— Start —

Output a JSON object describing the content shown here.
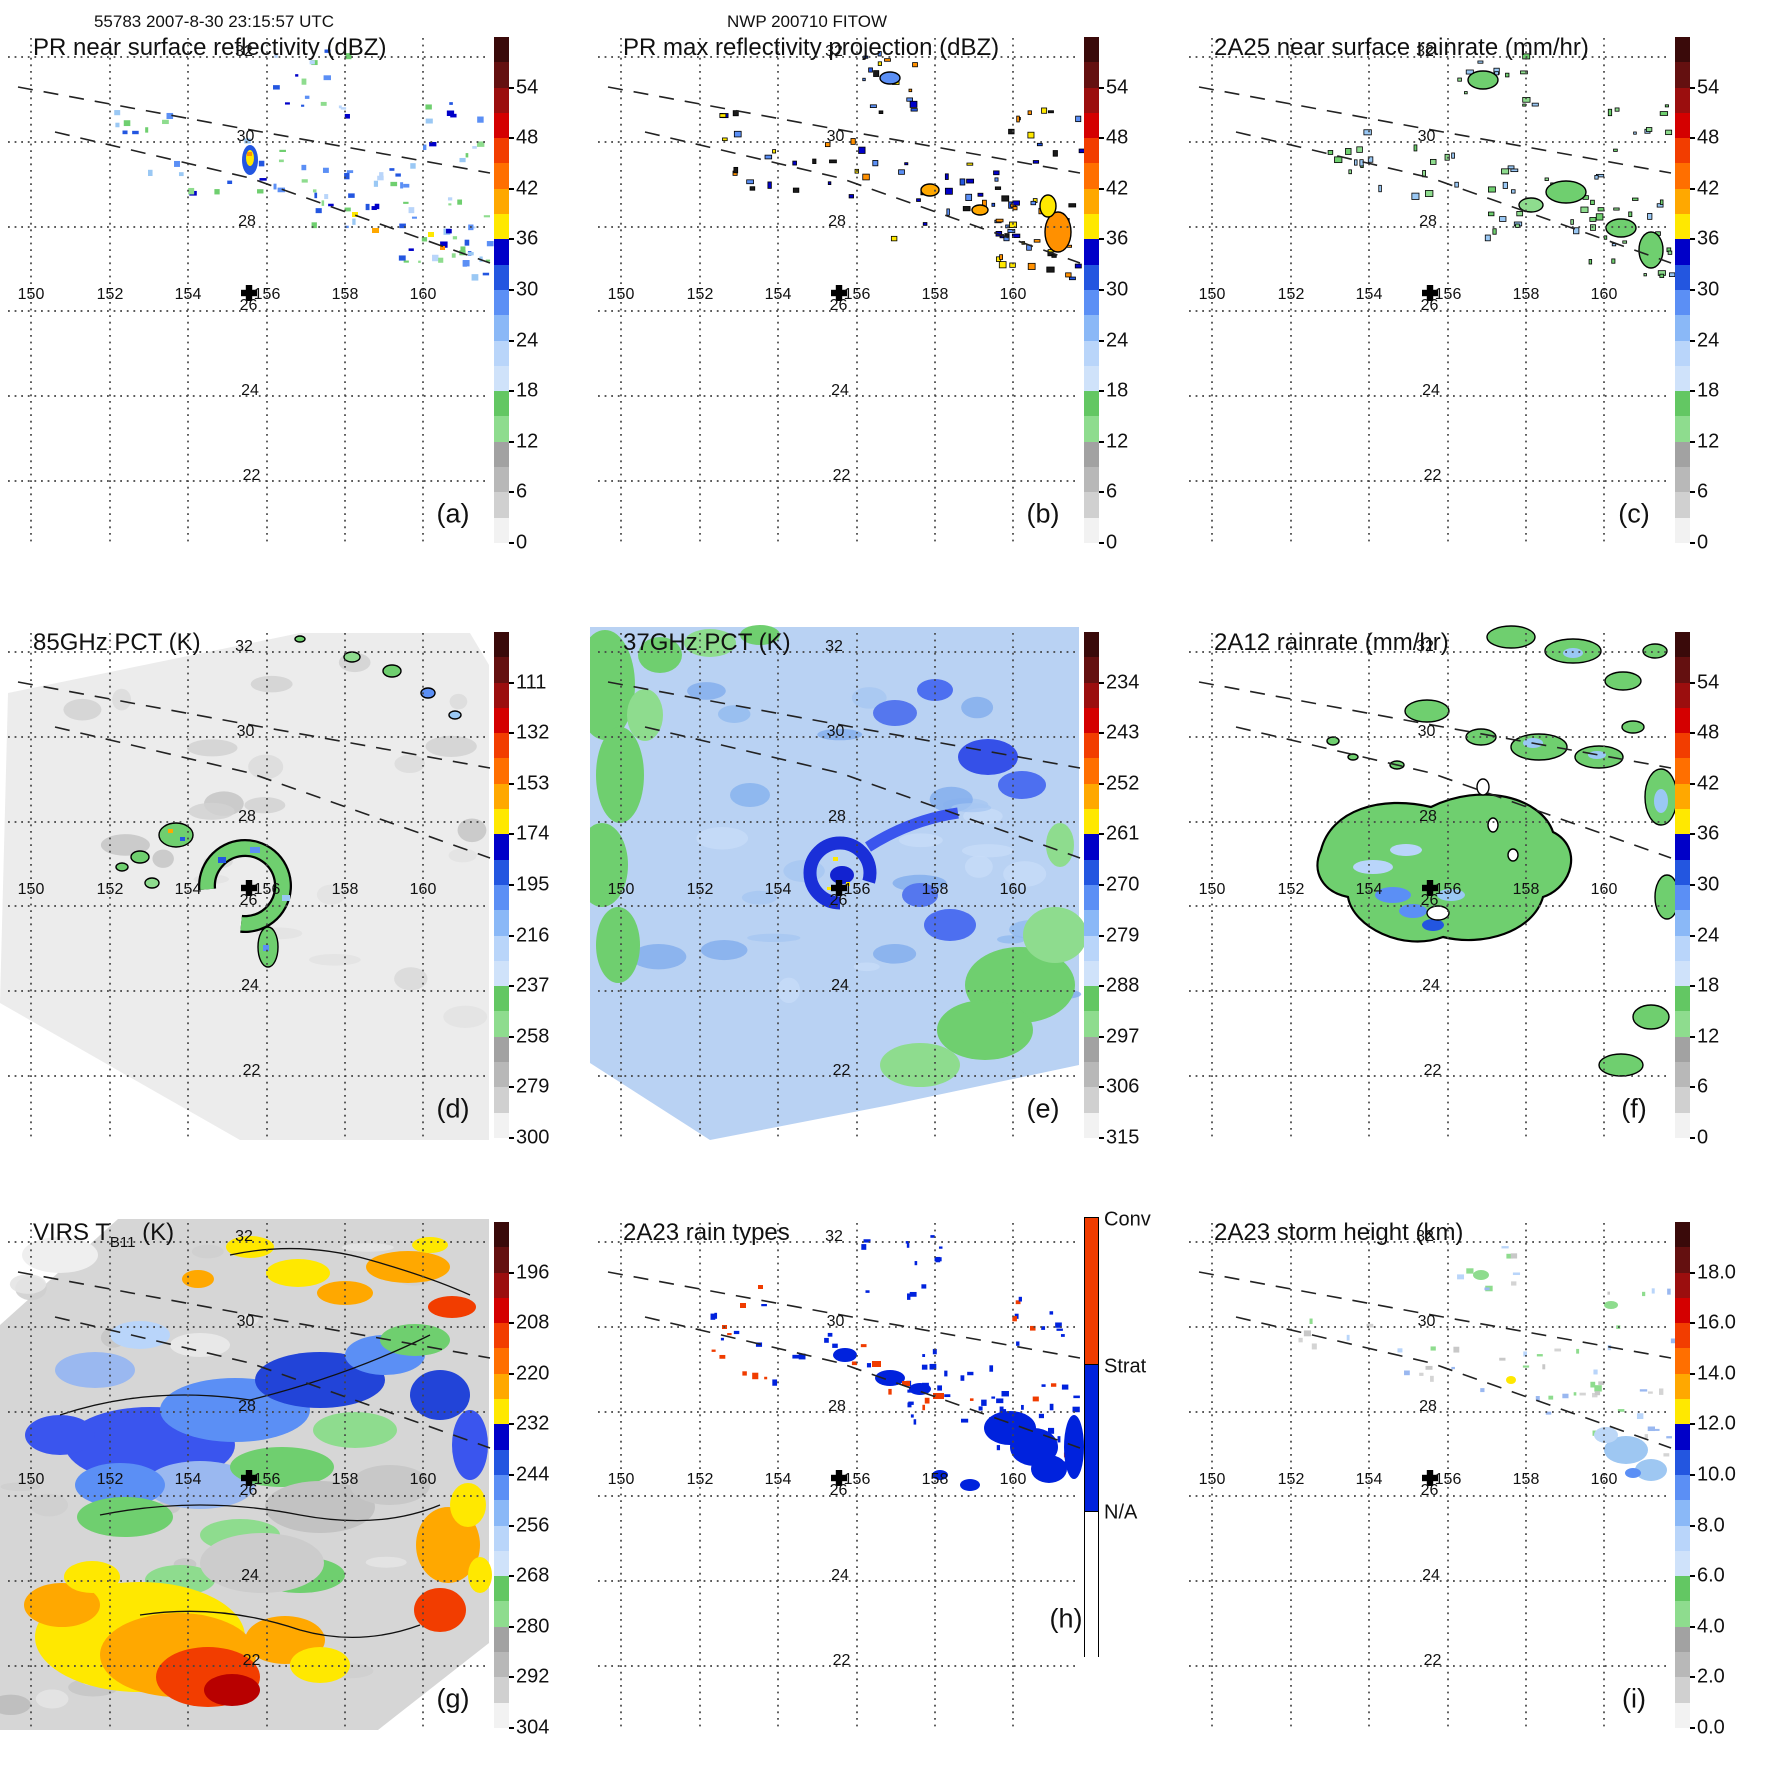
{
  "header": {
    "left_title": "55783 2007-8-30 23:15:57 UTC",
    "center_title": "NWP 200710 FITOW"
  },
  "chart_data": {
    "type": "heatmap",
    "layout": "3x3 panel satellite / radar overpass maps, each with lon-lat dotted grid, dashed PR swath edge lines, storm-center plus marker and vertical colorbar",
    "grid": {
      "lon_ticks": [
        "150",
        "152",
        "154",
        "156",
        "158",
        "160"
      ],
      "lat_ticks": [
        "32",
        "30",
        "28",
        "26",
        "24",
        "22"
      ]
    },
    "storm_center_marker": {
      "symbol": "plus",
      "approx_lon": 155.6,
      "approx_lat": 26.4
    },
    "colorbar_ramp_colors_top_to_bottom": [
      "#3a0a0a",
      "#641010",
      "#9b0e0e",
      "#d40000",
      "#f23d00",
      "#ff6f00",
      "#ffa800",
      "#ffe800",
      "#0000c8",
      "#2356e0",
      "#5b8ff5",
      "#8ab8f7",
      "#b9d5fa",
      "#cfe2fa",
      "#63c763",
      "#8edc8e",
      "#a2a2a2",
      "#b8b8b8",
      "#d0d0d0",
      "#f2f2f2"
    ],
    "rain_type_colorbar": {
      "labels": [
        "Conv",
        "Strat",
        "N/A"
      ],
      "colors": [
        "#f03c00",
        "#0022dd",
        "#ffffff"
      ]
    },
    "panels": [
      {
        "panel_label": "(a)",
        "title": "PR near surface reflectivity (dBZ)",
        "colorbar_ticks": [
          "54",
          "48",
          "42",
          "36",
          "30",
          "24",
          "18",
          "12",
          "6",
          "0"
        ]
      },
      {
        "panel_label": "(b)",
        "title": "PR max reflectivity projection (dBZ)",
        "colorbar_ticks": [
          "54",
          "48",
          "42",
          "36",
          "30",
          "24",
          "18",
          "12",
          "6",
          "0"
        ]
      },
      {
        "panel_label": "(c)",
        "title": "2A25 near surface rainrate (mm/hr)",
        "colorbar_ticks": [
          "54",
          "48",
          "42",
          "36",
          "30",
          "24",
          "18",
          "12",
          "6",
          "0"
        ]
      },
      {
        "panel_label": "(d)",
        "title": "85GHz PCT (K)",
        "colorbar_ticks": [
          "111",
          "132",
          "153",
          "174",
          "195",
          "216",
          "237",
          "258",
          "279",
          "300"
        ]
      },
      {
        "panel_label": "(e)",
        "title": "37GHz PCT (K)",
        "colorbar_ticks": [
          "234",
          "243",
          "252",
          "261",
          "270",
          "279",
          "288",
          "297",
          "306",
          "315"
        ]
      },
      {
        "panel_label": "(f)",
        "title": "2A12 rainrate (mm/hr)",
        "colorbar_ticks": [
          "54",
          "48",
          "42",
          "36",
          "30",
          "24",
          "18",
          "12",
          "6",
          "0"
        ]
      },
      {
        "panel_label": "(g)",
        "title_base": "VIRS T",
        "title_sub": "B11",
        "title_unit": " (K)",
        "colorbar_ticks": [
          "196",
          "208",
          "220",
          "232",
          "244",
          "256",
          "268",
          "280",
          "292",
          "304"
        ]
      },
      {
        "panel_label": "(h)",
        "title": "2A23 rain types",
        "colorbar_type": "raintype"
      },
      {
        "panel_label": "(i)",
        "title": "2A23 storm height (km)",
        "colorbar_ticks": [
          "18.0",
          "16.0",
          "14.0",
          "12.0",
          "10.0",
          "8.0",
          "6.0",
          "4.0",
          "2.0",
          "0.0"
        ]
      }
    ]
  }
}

— End —
— Start —

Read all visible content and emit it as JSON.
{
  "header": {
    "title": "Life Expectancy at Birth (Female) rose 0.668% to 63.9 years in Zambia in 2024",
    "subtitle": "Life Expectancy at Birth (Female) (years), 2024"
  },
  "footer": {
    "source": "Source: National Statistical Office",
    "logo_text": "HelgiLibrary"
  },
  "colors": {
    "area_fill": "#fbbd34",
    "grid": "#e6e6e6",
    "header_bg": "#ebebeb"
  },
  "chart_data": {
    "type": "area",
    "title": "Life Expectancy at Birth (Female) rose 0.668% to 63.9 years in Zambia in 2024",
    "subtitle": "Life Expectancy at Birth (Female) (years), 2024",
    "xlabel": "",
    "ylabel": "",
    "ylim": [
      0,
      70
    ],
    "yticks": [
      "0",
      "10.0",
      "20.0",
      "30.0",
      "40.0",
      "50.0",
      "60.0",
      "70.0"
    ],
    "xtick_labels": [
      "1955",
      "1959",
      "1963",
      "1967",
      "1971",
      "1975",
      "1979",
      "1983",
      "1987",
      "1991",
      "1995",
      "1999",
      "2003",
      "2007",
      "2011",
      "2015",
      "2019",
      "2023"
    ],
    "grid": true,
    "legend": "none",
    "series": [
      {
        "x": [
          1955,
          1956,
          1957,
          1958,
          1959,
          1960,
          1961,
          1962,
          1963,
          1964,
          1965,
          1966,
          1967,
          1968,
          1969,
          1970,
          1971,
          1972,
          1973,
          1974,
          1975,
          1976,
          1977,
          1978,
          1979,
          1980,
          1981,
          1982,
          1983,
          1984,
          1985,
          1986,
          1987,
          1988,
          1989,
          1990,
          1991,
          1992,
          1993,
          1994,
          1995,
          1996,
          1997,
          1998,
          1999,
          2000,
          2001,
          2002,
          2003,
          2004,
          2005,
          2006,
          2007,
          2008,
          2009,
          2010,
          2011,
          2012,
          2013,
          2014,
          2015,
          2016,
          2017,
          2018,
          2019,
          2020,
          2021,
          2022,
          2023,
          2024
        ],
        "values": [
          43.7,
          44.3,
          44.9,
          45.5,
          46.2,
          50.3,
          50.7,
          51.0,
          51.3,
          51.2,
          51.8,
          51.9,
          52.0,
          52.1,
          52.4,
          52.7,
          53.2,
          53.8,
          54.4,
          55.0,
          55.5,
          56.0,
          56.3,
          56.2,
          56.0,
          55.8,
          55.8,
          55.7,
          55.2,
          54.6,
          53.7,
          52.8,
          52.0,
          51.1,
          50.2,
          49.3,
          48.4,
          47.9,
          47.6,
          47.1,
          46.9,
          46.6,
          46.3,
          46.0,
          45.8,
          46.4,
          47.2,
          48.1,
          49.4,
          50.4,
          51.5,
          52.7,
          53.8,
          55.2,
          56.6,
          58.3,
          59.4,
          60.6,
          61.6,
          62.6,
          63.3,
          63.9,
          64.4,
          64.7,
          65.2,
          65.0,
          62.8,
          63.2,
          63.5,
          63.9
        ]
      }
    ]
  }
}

— End —

## Exercise instructions
Check every line for "rainrate" and show the ones that have it.

## Finished task
        "title": "2A25 near surface rainrate (mm/hr)",
        "title": "2A12 rainrate (mm/hr)",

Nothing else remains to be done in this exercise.